- **WORK INSTRUCTIONS**:
Read the listing and extract each line that includes the word "сопротивления".

BEGIN EXTRACTED INFORMATION

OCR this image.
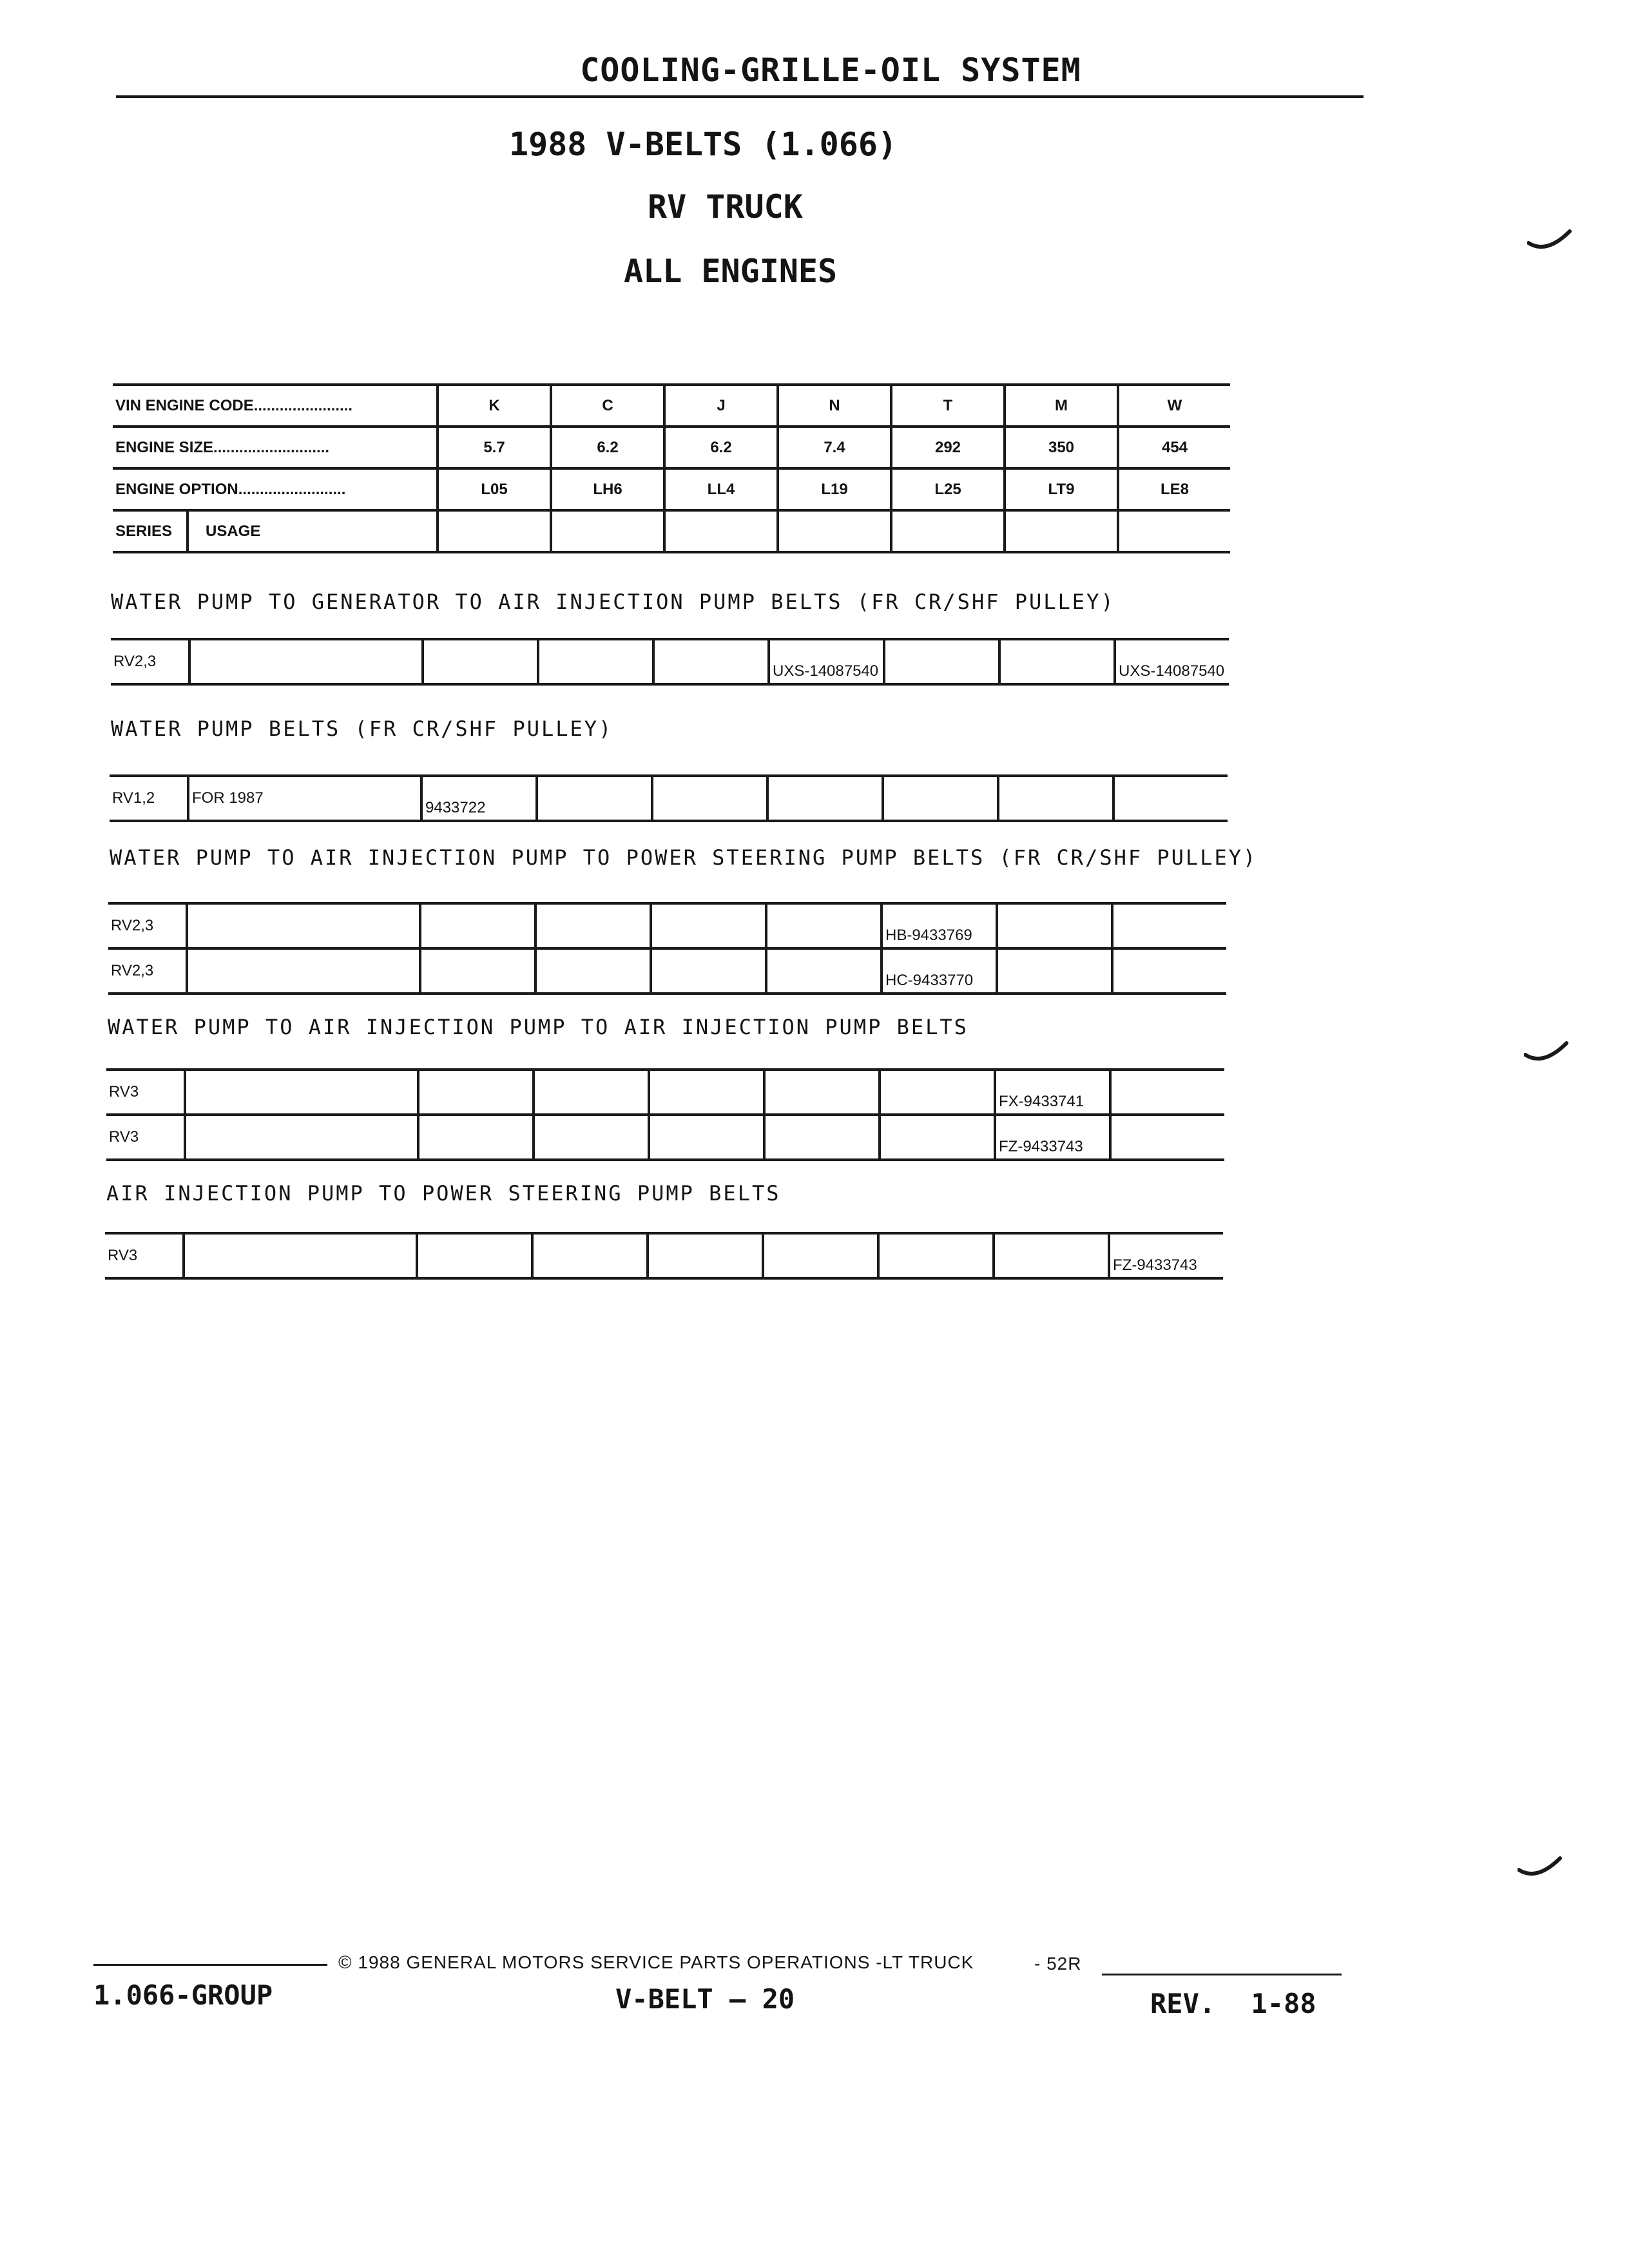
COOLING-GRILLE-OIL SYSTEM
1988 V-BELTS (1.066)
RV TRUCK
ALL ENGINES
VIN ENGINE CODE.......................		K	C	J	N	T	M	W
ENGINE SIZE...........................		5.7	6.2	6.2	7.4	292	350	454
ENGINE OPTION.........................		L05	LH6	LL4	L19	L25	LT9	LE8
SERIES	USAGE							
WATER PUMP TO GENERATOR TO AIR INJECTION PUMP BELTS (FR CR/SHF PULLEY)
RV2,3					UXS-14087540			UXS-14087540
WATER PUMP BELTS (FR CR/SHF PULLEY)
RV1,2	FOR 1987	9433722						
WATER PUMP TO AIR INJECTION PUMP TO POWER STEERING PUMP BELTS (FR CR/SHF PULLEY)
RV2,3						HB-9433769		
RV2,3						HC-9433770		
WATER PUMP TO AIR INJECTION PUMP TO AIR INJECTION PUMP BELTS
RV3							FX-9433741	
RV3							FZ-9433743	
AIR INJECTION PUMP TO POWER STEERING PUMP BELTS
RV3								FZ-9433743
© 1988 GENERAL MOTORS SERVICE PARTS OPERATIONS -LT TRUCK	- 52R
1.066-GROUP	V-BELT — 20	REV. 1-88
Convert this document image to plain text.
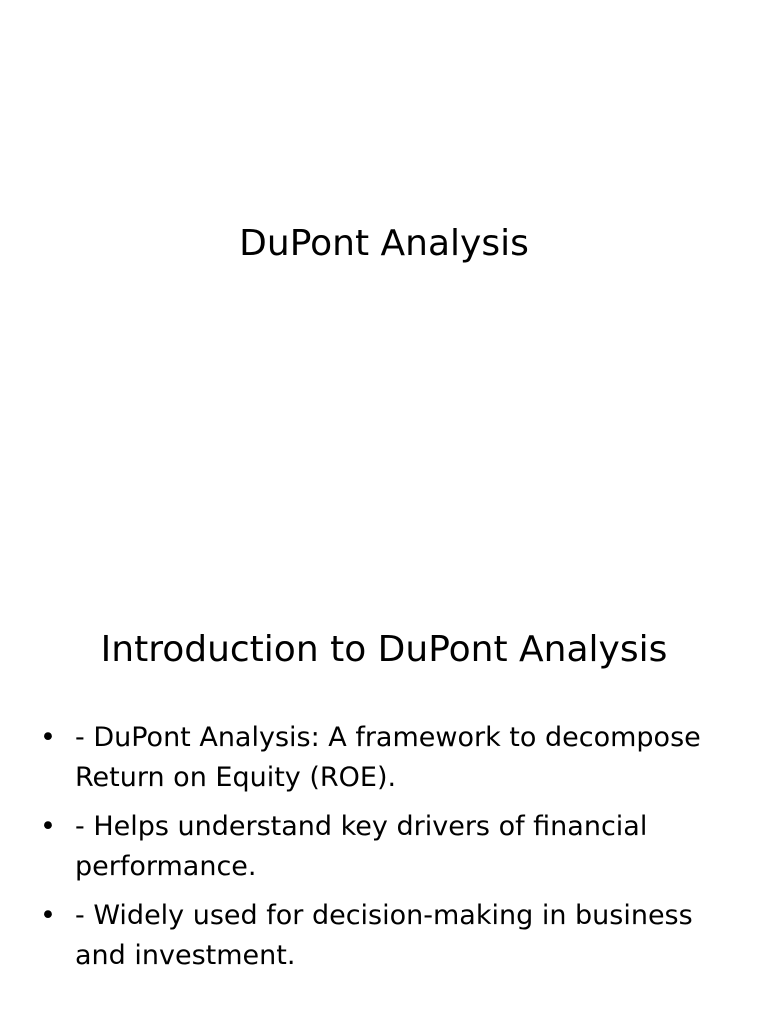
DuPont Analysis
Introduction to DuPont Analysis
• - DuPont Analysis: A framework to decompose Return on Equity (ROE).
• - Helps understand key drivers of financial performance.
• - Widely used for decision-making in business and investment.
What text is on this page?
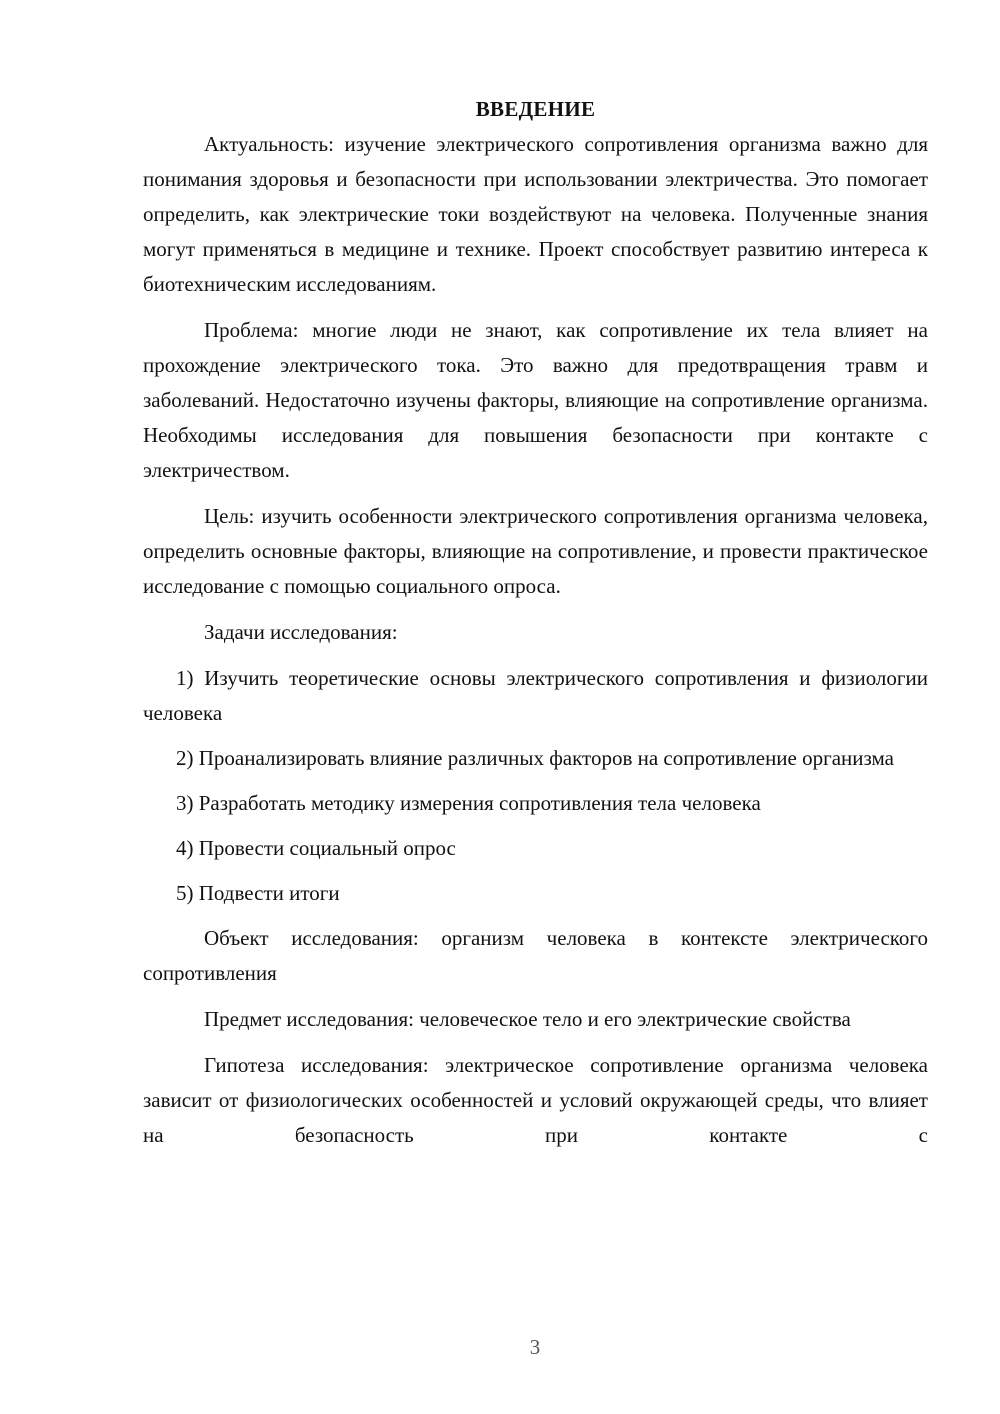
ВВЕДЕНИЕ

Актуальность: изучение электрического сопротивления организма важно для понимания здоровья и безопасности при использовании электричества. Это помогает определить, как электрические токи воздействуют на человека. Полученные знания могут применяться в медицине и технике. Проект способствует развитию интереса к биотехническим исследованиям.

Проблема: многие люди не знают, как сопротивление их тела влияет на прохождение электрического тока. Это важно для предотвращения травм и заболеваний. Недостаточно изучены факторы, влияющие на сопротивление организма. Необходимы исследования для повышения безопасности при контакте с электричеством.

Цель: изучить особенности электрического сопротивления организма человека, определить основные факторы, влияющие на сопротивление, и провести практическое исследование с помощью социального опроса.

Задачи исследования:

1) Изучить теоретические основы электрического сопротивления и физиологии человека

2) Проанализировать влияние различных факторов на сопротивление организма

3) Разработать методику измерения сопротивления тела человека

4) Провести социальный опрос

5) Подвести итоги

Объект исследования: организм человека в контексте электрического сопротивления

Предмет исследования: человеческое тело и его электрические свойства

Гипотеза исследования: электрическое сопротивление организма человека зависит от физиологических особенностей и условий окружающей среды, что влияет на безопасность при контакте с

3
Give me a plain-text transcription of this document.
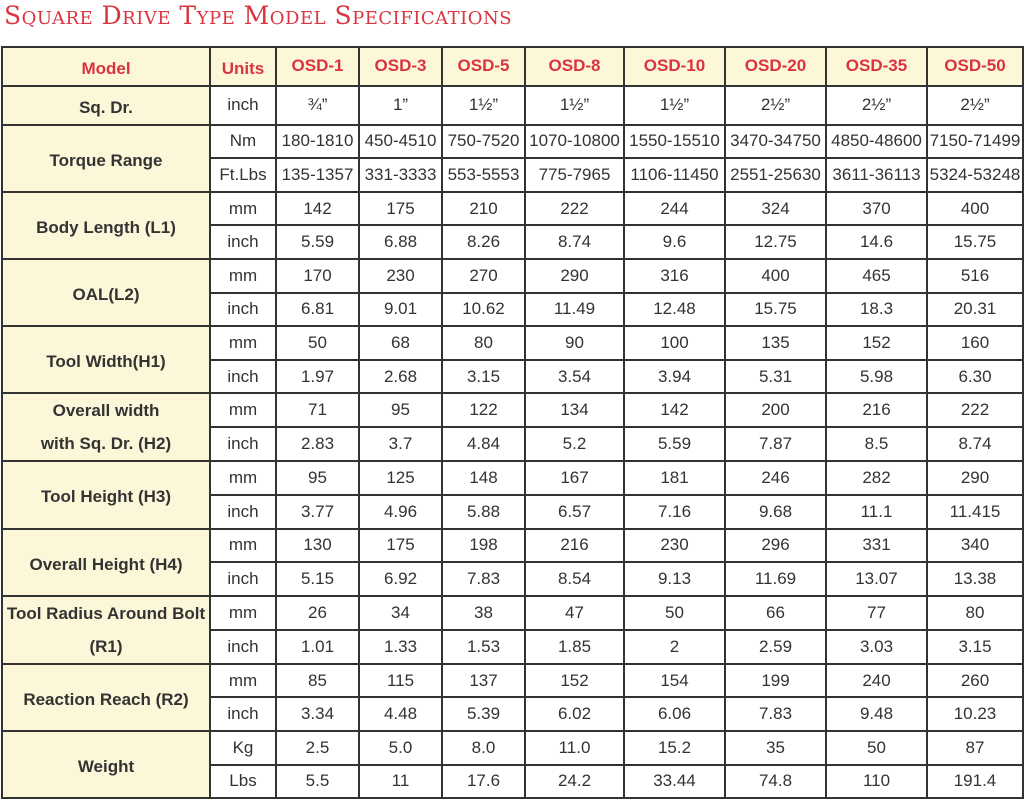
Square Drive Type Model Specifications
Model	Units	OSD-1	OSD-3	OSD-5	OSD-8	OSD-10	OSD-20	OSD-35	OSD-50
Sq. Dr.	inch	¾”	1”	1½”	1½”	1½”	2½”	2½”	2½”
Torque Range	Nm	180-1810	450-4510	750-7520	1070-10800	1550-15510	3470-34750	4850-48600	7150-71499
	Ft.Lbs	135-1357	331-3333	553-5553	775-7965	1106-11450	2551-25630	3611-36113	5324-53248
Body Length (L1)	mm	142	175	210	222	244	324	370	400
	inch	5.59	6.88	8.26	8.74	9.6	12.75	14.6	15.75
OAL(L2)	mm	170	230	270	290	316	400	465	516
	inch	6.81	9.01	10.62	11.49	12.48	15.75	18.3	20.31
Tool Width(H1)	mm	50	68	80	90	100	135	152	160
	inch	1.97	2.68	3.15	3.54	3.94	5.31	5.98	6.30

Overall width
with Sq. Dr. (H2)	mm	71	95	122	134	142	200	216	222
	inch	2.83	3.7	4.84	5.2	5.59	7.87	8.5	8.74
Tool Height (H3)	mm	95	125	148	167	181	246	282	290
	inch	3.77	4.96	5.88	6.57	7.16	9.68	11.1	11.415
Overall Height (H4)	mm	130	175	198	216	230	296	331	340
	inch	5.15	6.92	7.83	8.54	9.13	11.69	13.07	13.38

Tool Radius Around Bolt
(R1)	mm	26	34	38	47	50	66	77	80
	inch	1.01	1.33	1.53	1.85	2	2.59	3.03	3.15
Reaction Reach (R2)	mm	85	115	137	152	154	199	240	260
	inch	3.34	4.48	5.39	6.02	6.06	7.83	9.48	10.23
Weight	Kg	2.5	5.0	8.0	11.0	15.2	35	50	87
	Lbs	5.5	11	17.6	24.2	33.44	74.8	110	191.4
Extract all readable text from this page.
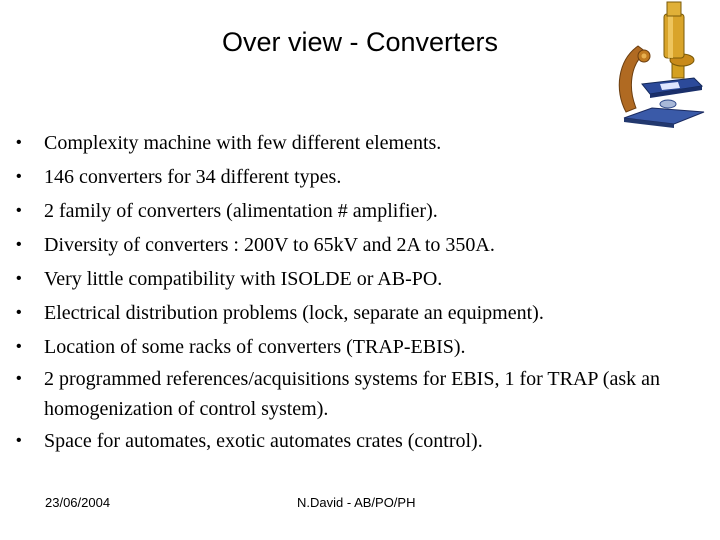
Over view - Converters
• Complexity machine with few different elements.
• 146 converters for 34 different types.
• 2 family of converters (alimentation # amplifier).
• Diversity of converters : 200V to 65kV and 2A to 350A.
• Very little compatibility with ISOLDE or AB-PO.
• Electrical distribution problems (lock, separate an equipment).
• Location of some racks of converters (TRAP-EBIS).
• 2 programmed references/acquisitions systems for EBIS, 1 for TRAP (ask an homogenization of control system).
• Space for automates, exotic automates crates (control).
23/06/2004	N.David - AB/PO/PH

END EXTRACTED INFORMATION

- **FINISHED TASK**:
Актуальность: изучение электрического сопротивления организма важно для понимания здоровья и безопасности при использовании электричества. Это помогает определить, как электрические токи воздействуют на человека. Полученные знания могут применяться в медицине и технике. Проект способствует развитию интереса к биотехническим исследованиям.
Цель: изучить особенности электрического сопротивления организма человека, определить основные факторы, влияющие на сопротивление, и провести практическое исследование с помощью социального опроса.
1) Изучить теоретические основы электрического сопротивления и физиологии человека
3) Разработать методику измерения сопротивления тела человека
Объект исследования: организм человека в контексте электрического сопротивления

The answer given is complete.